DIRECTIONS: Go through the entries below and pick out every line with "screenshot".
-- begin TASK DATA --
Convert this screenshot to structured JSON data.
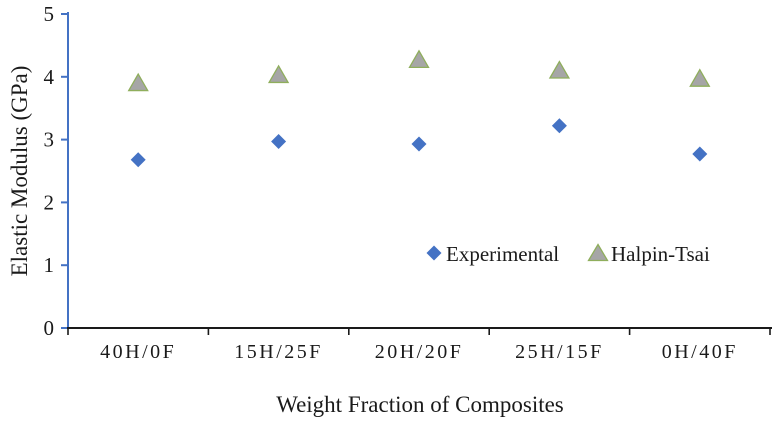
{
  "chart_data": {
    "type": "scatter",
    "xlabel": "Weight Fraction of Composites",
    "ylabel": "Elastic Modulus (GPa)",
    "categories": [
      "40H/0F",
      "15H/25F",
      "20H/20F",
      "25H/15F",
      "0H/40F"
    ],
    "series": [
      {
        "name": "Experimental",
        "marker": "diamond",
        "color": "#4472C4",
        "stroke": "#2F5597",
        "values": [
          2.68,
          2.97,
          2.93,
          3.22,
          2.77
        ]
      },
      {
        "name": "Halpin-Tsai",
        "marker": "triangle",
        "color": "#A6A6A6",
        "stroke": "#8FAE5C",
        "values": [
          3.9,
          4.03,
          4.27,
          4.1,
          3.97
        ]
      }
    ],
    "ylim": [
      0,
      5
    ],
    "yticks": [
      0,
      1,
      2,
      3,
      4,
      5
    ],
    "grid": false,
    "legend_position": "inside-lower-right",
    "axis_colors": {
      "y_axis": "#4472C4",
      "x_axis": "#1a1a1a",
      "text": "#1a1a1a"
    }
  }
}
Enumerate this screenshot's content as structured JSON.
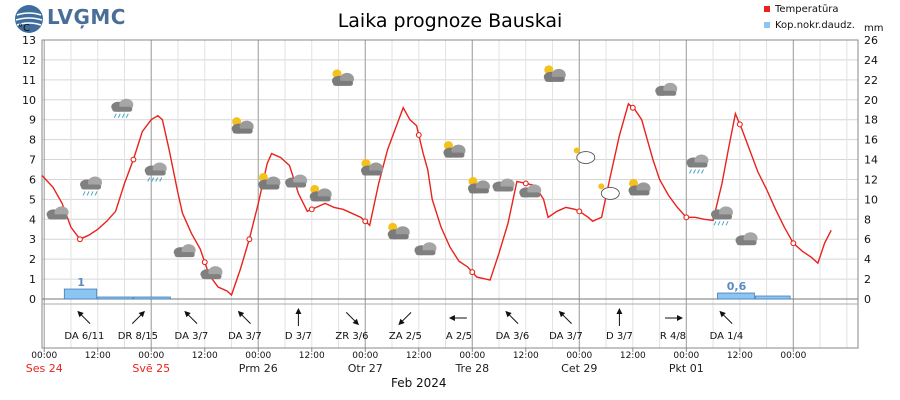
{
  "logo_text": "LVĢMC",
  "chart_data": {
    "type": "line",
    "title": "Laika prognoze Bauskai",
    "left_unit": "°C",
    "right_unit": "mm",
    "y_left": {
      "min": 0,
      "max": 13,
      "ticks": [
        "0",
        "1",
        "2",
        "3",
        "4",
        "5",
        "6",
        "7",
        "8",
        "9",
        "10",
        "11",
        "12",
        "13"
      ]
    },
    "y_right": {
      "min": 0,
      "max": 26,
      "ticks": [
        "0",
        "2",
        "4",
        "6",
        "8",
        "10",
        "12",
        "14",
        "16",
        "18",
        "20",
        "22",
        "24",
        "26"
      ]
    },
    "legend": [
      {
        "name": "Temperatūra",
        "color": "#e8231d"
      },
      {
        "name": "Kop.nokr.daudz.",
        "color": "#8cc4f2"
      }
    ],
    "legend_position": "top-right",
    "grid": true,
    "time_axis": {
      "start_hour": -0.5,
      "end_hour": 182.5,
      "hour_labels": [
        {
          "h": 0,
          "text": "00:00"
        },
        {
          "h": 12,
          "text": "12:00"
        },
        {
          "h": 24,
          "text": "00:00"
        },
        {
          "h": 36,
          "text": "12:00"
        },
        {
          "h": 48,
          "text": "00:00"
        },
        {
          "h": 60,
          "text": "12:00"
        },
        {
          "h": 72,
          "text": "00:00"
        },
        {
          "h": 84,
          "text": "12:00"
        },
        {
          "h": 96,
          "text": "00:00"
        },
        {
          "h": 108,
          "text": "12:00"
        },
        {
          "h": 120,
          "text": "00:00"
        },
        {
          "h": 132,
          "text": "12:00"
        },
        {
          "h": 144,
          "text": "00:00"
        },
        {
          "h": 156,
          "text": "12:00"
        },
        {
          "h": 168,
          "text": "00:00"
        }
      ],
      "day_labels": [
        {
          "h": 0,
          "text": "Ses 24",
          "color": "#e8231d"
        },
        {
          "h": 24,
          "text": "Svē 25",
          "color": "#e8231d"
        },
        {
          "h": 48,
          "text": "Prm 26",
          "color": "#222222"
        },
        {
          "h": 72,
          "text": "Otr 27",
          "color": "#222222"
        },
        {
          "h": 96,
          "text": "Tre 28",
          "color": "#222222"
        },
        {
          "h": 120,
          "text": "Cet 29",
          "color": "#222222"
        },
        {
          "h": 144,
          "text": "Pkt 01",
          "color": "#222222"
        }
      ],
      "month_label": "Feb 2024"
    },
    "temperature": {
      "name": "Temperatūra",
      "points": [
        [
          -0.5,
          6.2
        ],
        [
          2,
          5.6
        ],
        [
          4,
          4.8
        ],
        [
          6,
          3.6
        ],
        [
          8,
          3.0
        ],
        [
          10,
          3.2
        ],
        [
          12,
          3.5
        ],
        [
          14,
          3.9
        ],
        [
          16,
          4.4
        ],
        [
          18,
          5.8
        ],
        [
          20,
          7.0
        ],
        [
          22,
          8.4
        ],
        [
          24,
          9.0
        ],
        [
          25.5,
          9.2
        ],
        [
          26.5,
          9.0
        ],
        [
          28,
          7.5
        ],
        [
          30,
          5.3
        ],
        [
          31,
          4.3
        ],
        [
          33,
          3.3
        ],
        [
          35,
          2.5
        ],
        [
          37,
          1.2
        ],
        [
          39,
          0.6
        ],
        [
          41,
          0.4
        ],
        [
          42,
          0.2
        ],
        [
          44,
          1.5
        ],
        [
          46,
          3.0
        ],
        [
          48,
          4.8
        ],
        [
          50,
          6.8
        ],
        [
          51,
          7.3
        ],
        [
          53,
          7.1
        ],
        [
          55,
          6.7
        ],
        [
          57,
          5.3
        ],
        [
          59,
          4.4
        ],
        [
          61,
          4.6
        ],
        [
          63,
          4.8
        ],
        [
          65,
          4.6
        ],
        [
          67,
          4.5
        ],
        [
          69,
          4.3
        ],
        [
          71,
          4.1
        ],
        [
          72,
          3.9
        ],
        [
          73,
          3.7
        ],
        [
          75,
          5.8
        ],
        [
          77,
          7.5
        ],
        [
          79,
          8.7
        ],
        [
          80.5,
          9.6
        ],
        [
          82,
          9.0
        ],
        [
          83.5,
          8.7
        ],
        [
          85,
          7.3
        ],
        [
          86,
          6.5
        ],
        [
          87,
          5.0
        ],
        [
          89,
          3.6
        ],
        [
          91,
          2.6
        ],
        [
          93,
          1.9
        ],
        [
          95,
          1.6
        ],
        [
          97,
          1.1
        ],
        [
          99,
          1.0
        ],
        [
          100,
          0.95
        ],
        [
          102,
          2.3
        ],
        [
          104,
          3.8
        ],
        [
          106,
          5.9
        ],
        [
          108,
          5.8
        ],
        [
          110,
          5.7
        ],
        [
          112,
          5.0
        ],
        [
          113,
          4.1
        ],
        [
          115,
          4.4
        ],
        [
          117,
          4.6
        ],
        [
          119,
          4.5
        ],
        [
          120,
          4.4
        ],
        [
          122,
          4.1
        ],
        [
          123,
          3.9
        ],
        [
          124,
          4.0
        ],
        [
          125,
          4.1
        ],
        [
          127,
          6.2
        ],
        [
          129,
          8.2
        ],
        [
          131,
          9.8
        ],
        [
          132.5,
          9.5
        ],
        [
          134,
          9.0
        ],
        [
          135.5,
          7.8
        ],
        [
          136.5,
          7.0
        ],
        [
          138,
          6.0
        ],
        [
          140,
          5.2
        ],
        [
          142,
          4.6
        ],
        [
          144,
          4.1
        ],
        [
          146,
          4.1
        ],
        [
          148,
          4.0
        ],
        [
          150,
          3.95
        ],
        [
          152,
          5.8
        ],
        [
          153.5,
          7.6
        ],
        [
          155,
          9.3
        ],
        [
          156.5,
          8.5
        ],
        [
          158,
          7.6
        ],
        [
          160,
          6.4
        ],
        [
          162,
          5.5
        ],
        [
          164,
          4.5
        ],
        [
          166,
          3.6
        ],
        [
          168,
          2.8
        ],
        [
          170,
          2.4
        ],
        [
          172,
          2.1
        ],
        [
          173.5,
          1.8
        ],
        [
          175,
          2.8
        ],
        [
          176.5,
          3.45
        ]
      ],
      "markers": [
        8,
        20,
        36,
        46,
        60,
        72,
        84,
        96,
        108,
        120,
        132,
        144,
        156,
        168
      ],
      "color": "#e8231d"
    },
    "precipitation": {
      "name": "Kop.nokr.daudz.",
      "bars": [
        {
          "h0": 4.5,
          "h1": 12,
          "mm": 1.0,
          "label": "1"
        },
        {
          "h0": 12,
          "h1": 20,
          "mm": 0.2,
          "label": ""
        },
        {
          "h0": 20,
          "h1": 28.5,
          "mm": 0.2,
          "label": ""
        },
        {
          "h0": 151,
          "h1": 159.5,
          "mm": 0.6,
          "label": "0,6"
        },
        {
          "h0": 159.5,
          "h1": 167.5,
          "mm": 0.3,
          "label": ""
        }
      ],
      "color": "#8cc4f2"
    },
    "weather_icons": [
      {
        "h": 3.0,
        "t": 4.3,
        "icon": "cloudy"
      },
      {
        "h": 10.5,
        "t": 5.8,
        "icon": "cloud-rain"
      },
      {
        "h": 17.5,
        "t": 9.7,
        "icon": "cloud-rain"
      },
      {
        "h": 25.0,
        "t": 6.5,
        "icon": "cloud-rain"
      },
      {
        "h": 31.5,
        "t": 2.4,
        "icon": "cloudy"
      },
      {
        "h": 37.5,
        "t": 1.3,
        "icon": "cloudy"
      },
      {
        "h": 44.5,
        "t": 8.6,
        "icon": "partly-sunny"
      },
      {
        "h": 50.5,
        "t": 5.8,
        "icon": "partly-sunny"
      },
      {
        "h": 56.5,
        "t": 5.9,
        "icon": "cloudy"
      },
      {
        "h": 62.0,
        "t": 5.2,
        "icon": "partly-sunny"
      },
      {
        "h": 67.0,
        "t": 11.0,
        "icon": "partly-sunny"
      },
      {
        "h": 73.5,
        "t": 6.5,
        "icon": "partly-sunny"
      },
      {
        "h": 79.5,
        "t": 3.3,
        "icon": "partly-sunny"
      },
      {
        "h": 85.5,
        "t": 2.5,
        "icon": "cloudy"
      },
      {
        "h": 92.0,
        "t": 7.4,
        "icon": "partly-sunny"
      },
      {
        "h": 97.5,
        "t": 5.6,
        "icon": "partly-sunny"
      },
      {
        "h": 103.0,
        "t": 5.7,
        "icon": "cloudy"
      },
      {
        "h": 109.0,
        "t": 5.4,
        "icon": "cloudy"
      },
      {
        "h": 114.5,
        "t": 11.2,
        "icon": "partly-sunny"
      },
      {
        "h": 121.0,
        "t": 7.1,
        "icon": "partly-night"
      },
      {
        "h": 126.5,
        "t": 5.3,
        "icon": "partly-night"
      },
      {
        "h": 133.5,
        "t": 5.5,
        "icon": "partly-sunny"
      },
      {
        "h": 139.5,
        "t": 10.5,
        "icon": "cloudy"
      },
      {
        "h": 146.5,
        "t": 6.9,
        "icon": "cloud-rain"
      },
      {
        "h": 152.0,
        "t": 4.3,
        "icon": "cloud-rain"
      },
      {
        "h": 157.5,
        "t": 3.0,
        "icon": "cloudy"
      }
    ],
    "wind": [
      {
        "h": 9,
        "dir": "DA",
        "speed": "6/11",
        "arrow_deg": 315
      },
      {
        "h": 21,
        "dir": "DR",
        "speed": "8/15",
        "arrow_deg": 45
      },
      {
        "h": 33,
        "dir": "DA",
        "speed": "3/7",
        "arrow_deg": 315
      },
      {
        "h": 45,
        "dir": "DA",
        "speed": "3/7",
        "arrow_deg": 315
      },
      {
        "h": 57,
        "dir": "D",
        "speed": "3/7",
        "arrow_deg": 0
      },
      {
        "h": 69,
        "dir": "ZR",
        "speed": "3/6",
        "arrow_deg": 135
      },
      {
        "h": 81,
        "dir": "ZA",
        "speed": "2/5",
        "arrow_deg": 225
      },
      {
        "h": 93,
        "dir": "A",
        "speed": "2/5",
        "arrow_deg": 270
      },
      {
        "h": 105,
        "dir": "DA",
        "speed": "3/6",
        "arrow_deg": 315
      },
      {
        "h": 117,
        "dir": "DA",
        "speed": "3/7",
        "arrow_deg": 315
      },
      {
        "h": 129,
        "dir": "D",
        "speed": "3/7",
        "arrow_deg": 0
      },
      {
        "h": 141,
        "dir": "R",
        "speed": "4/8",
        "arrow_deg": 90
      },
      {
        "h": 153,
        "dir": "DA",
        "speed": "1/4",
        "arrow_deg": 315
      }
    ]
  }
}
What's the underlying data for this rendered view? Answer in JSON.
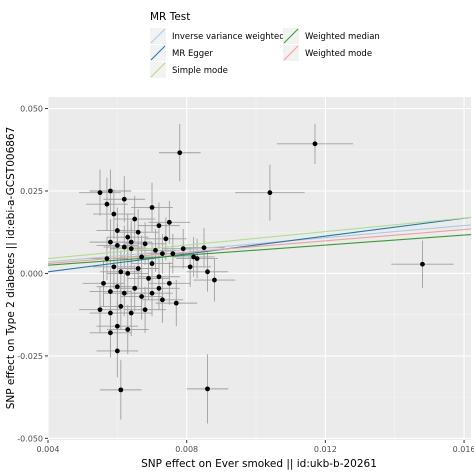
{
  "chart_data": {
    "type": "scatter",
    "xlabel": "SNP effect on Ever smoked || id:ukb-b-20261",
    "ylabel": "SNP effect on Type 2 diabetes || id:ebi-a-GCST006867",
    "xlim": [
      0.004,
      0.0162
    ],
    "ylim": [
      -0.0505,
      0.0535
    ],
    "x_ticks": [
      {
        "value": 0.004,
        "label": "0.004"
      },
      {
        "value": 0.008,
        "label": "0.008"
      },
      {
        "value": 0.012,
        "label": "0.012"
      },
      {
        "value": 0.016,
        "label": "0.016"
      }
    ],
    "y_ticks": [
      {
        "value": -0.05,
        "label": "-0.050"
      },
      {
        "value": -0.025,
        "label": "-0.025"
      },
      {
        "value": 0.0,
        "label": "0.000"
      },
      {
        "value": 0.025,
        "label": "0.025"
      },
      {
        "value": 0.05,
        "label": "0.050"
      }
    ],
    "grid": true,
    "legend": {
      "title": "MR Test",
      "placement": "top",
      "entries": [
        {
          "label": "Inverse variance weighted",
          "color": "#a6cee3"
        },
        {
          "label": "MR Egger",
          "color": "#1f78b4"
        },
        {
          "label": "Simple mode",
          "color": "#b2df8a"
        },
        {
          "label": "Weighted median",
          "color": "#33a02c"
        },
        {
          "label": "Weighted mode",
          "color": "#fb9a99"
        }
      ]
    },
    "lines": [
      {
        "name": "Inverse variance weighted",
        "color": "#a6cee3",
        "x": [
          0.004,
          0.0162
        ],
        "y": [
          0.0035,
          0.0147
        ]
      },
      {
        "name": "MR Egger",
        "color": "#1f78b4",
        "x": [
          0.004,
          0.0162
        ],
        "y": [
          0.0005,
          0.017
        ]
      },
      {
        "name": "Simple mode",
        "color": "#b2df8a",
        "x": [
          0.004,
          0.0162
        ],
        "y": [
          0.0045,
          0.017
        ]
      },
      {
        "name": "Weighted median",
        "color": "#33a02c",
        "x": [
          0.004,
          0.0162
        ],
        "y": [
          0.0025,
          0.0118
        ]
      },
      {
        "name": "Weighted mode",
        "color": "#fb9a99",
        "x": [
          0.004,
          0.0162
        ],
        "y": [
          0.003,
          0.0135
        ]
      }
    ],
    "points": [
      {
        "x": 0.0078,
        "y": 0.0366,
        "xerr": 0.0006,
        "yerr": 0.0087
      },
      {
        "x": 0.0117,
        "y": 0.0393,
        "xerr": 0.0011,
        "yerr": 0.0061
      },
      {
        "x": 0.0104,
        "y": 0.0245,
        "xerr": 0.001,
        "yerr": 0.0085
      },
      {
        "x": 0.0148,
        "y": 0.0028,
        "xerr": 0.0009,
        "yerr": 0.0072
      },
      {
        "x": 0.0086,
        "y": -0.035,
        "xerr": 0.0006,
        "yerr": 0.0105
      },
      {
        "x": 0.0061,
        "y": -0.0353,
        "xerr": 0.0006,
        "yerr": 0.009
      },
      {
        "x": 0.0055,
        "y": 0.0245,
        "xerr": 0.0006,
        "yerr": 0.007
      },
      {
        "x": 0.0058,
        "y": 0.025,
        "xerr": 0.0006,
        "yerr": 0.0065
      },
      {
        "x": 0.0057,
        "y": 0.021,
        "xerr": 0.0006,
        "yerr": 0.008
      },
      {
        "x": 0.0062,
        "y": 0.0225,
        "xerr": 0.0006,
        "yerr": 0.007
      },
      {
        "x": 0.0059,
        "y": 0.018,
        "xerr": 0.0006,
        "yerr": 0.0075
      },
      {
        "x": 0.0065,
        "y": 0.0165,
        "xerr": 0.0006,
        "yerr": 0.007
      },
      {
        "x": 0.007,
        "y": 0.02,
        "xerr": 0.0006,
        "yerr": 0.0075
      },
      {
        "x": 0.0072,
        "y": 0.0145,
        "xerr": 0.0006,
        "yerr": 0.007
      },
      {
        "x": 0.0075,
        "y": 0.0155,
        "xerr": 0.0006,
        "yerr": 0.0065
      },
      {
        "x": 0.0074,
        "y": 0.0105,
        "xerr": 0.0006,
        "yerr": 0.0065
      },
      {
        "x": 0.006,
        "y": 0.013,
        "xerr": 0.0006,
        "yerr": 0.007
      },
      {
        "x": 0.0063,
        "y": 0.011,
        "xerr": 0.0006,
        "yerr": 0.007
      },
      {
        "x": 0.0066,
        "y": 0.0125,
        "xerr": 0.0006,
        "yerr": 0.007
      },
      {
        "x": 0.0058,
        "y": 0.0095,
        "xerr": 0.0006,
        "yerr": 0.007
      },
      {
        "x": 0.006,
        "y": 0.0085,
        "xerr": 0.0006,
        "yerr": 0.0065
      },
      {
        "x": 0.0062,
        "y": 0.008,
        "xerr": 0.0006,
        "yerr": 0.0065
      },
      {
        "x": 0.0064,
        "y": 0.0075,
        "xerr": 0.0006,
        "yerr": 0.0065
      },
      {
        "x": 0.0068,
        "y": 0.009,
        "xerr": 0.0006,
        "yerr": 0.0065
      },
      {
        "x": 0.0071,
        "y": 0.007,
        "xerr": 0.0006,
        "yerr": 0.0065
      },
      {
        "x": 0.0073,
        "y": 0.006,
        "xerr": 0.0006,
        "yerr": 0.006
      },
      {
        "x": 0.0076,
        "y": 0.006,
        "xerr": 0.0006,
        "yerr": 0.006
      },
      {
        "x": 0.0079,
        "y": 0.0075,
        "xerr": 0.0006,
        "yerr": 0.006
      },
      {
        "x": 0.0082,
        "y": 0.005,
        "xerr": 0.0006,
        "yerr": 0.006
      },
      {
        "x": 0.0085,
        "y": 0.0078,
        "xerr": 0.0006,
        "yerr": 0.006
      },
      {
        "x": 0.0083,
        "y": 0.0045,
        "xerr": 0.0006,
        "yerr": 0.006
      },
      {
        "x": 0.0057,
        "y": 0.0045,
        "xerr": 0.0006,
        "yerr": 0.0065
      },
      {
        "x": 0.0059,
        "y": 0.002,
        "xerr": 0.0006,
        "yerr": 0.0065
      },
      {
        "x": 0.0061,
        "y": 0.0005,
        "xerr": 0.0006,
        "yerr": 0.0065
      },
      {
        "x": 0.0063,
        "y": 0.0,
        "xerr": 0.0006,
        "yerr": 0.0065
      },
      {
        "x": 0.0066,
        "y": 0.0015,
        "xerr": 0.0006,
        "yerr": 0.0065
      },
      {
        "x": 0.0069,
        "y": -0.0015,
        "xerr": 0.0006,
        "yerr": 0.0065
      },
      {
        "x": 0.0072,
        "y": -0.001,
        "xerr": 0.0006,
        "yerr": 0.0065
      },
      {
        "x": 0.0075,
        "y": -0.003,
        "xerr": 0.0006,
        "yerr": 0.0065
      },
      {
        "x": 0.0086,
        "y": 0.0005,
        "xerr": 0.0006,
        "yerr": 0.006
      },
      {
        "x": 0.0088,
        "y": -0.002,
        "xerr": 0.0006,
        "yerr": 0.0065
      },
      {
        "x": 0.0056,
        "y": -0.003,
        "xerr": 0.0006,
        "yerr": 0.007
      },
      {
        "x": 0.0058,
        "y": -0.0055,
        "xerr": 0.0006,
        "yerr": 0.007
      },
      {
        "x": 0.006,
        "y": -0.004,
        "xerr": 0.0006,
        "yerr": 0.007
      },
      {
        "x": 0.0062,
        "y": -0.006,
        "xerr": 0.0006,
        "yerr": 0.007
      },
      {
        "x": 0.0065,
        "y": -0.0045,
        "xerr": 0.0006,
        "yerr": 0.007
      },
      {
        "x": 0.0067,
        "y": -0.007,
        "xerr": 0.0006,
        "yerr": 0.007
      },
      {
        "x": 0.007,
        "y": -0.006,
        "xerr": 0.0006,
        "yerr": 0.007
      },
      {
        "x": 0.0073,
        "y": -0.008,
        "xerr": 0.0006,
        "yerr": 0.007
      },
      {
        "x": 0.0077,
        "y": -0.009,
        "xerr": 0.0006,
        "yerr": 0.007
      },
      {
        "x": 0.0055,
        "y": -0.011,
        "xerr": 0.0006,
        "yerr": 0.007
      },
      {
        "x": 0.0058,
        "y": -0.012,
        "xerr": 0.0006,
        "yerr": 0.007
      },
      {
        "x": 0.0061,
        "y": -0.01,
        "xerr": 0.0006,
        "yerr": 0.007
      },
      {
        "x": 0.0064,
        "y": -0.012,
        "xerr": 0.0006,
        "yerr": 0.007
      },
      {
        "x": 0.0068,
        "y": -0.011,
        "xerr": 0.0006,
        "yerr": 0.007
      },
      {
        "x": 0.0058,
        "y": -0.018,
        "xerr": 0.0006,
        "yerr": 0.0075
      },
      {
        "x": 0.006,
        "y": -0.016,
        "xerr": 0.0006,
        "yerr": 0.0075
      },
      {
        "x": 0.0063,
        "y": -0.017,
        "xerr": 0.0006,
        "yerr": 0.0075
      },
      {
        "x": 0.006,
        "y": -0.0235,
        "xerr": 0.0006,
        "yerr": 0.008
      },
      {
        "x": 0.0072,
        "y": -0.0045,
        "xerr": 0.0006,
        "yerr": 0.0065
      },
      {
        "x": 0.0081,
        "y": 0.002,
        "xerr": 0.0006,
        "yerr": 0.006
      },
      {
        "x": 0.0067,
        "y": 0.005,
        "xerr": 0.0006,
        "yerr": 0.0065
      },
      {
        "x": 0.007,
        "y": 0.003,
        "xerr": 0.0006,
        "yerr": 0.0065
      },
      {
        "x": 0.0064,
        "y": 0.0095,
        "xerr": 0.0006,
        "yerr": 0.0065
      }
    ]
  }
}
-- end TASK DATA --
SOLUTION:
Convert this screenshot to structured JSON data.
Enumerate this screenshot's content as structured JSON.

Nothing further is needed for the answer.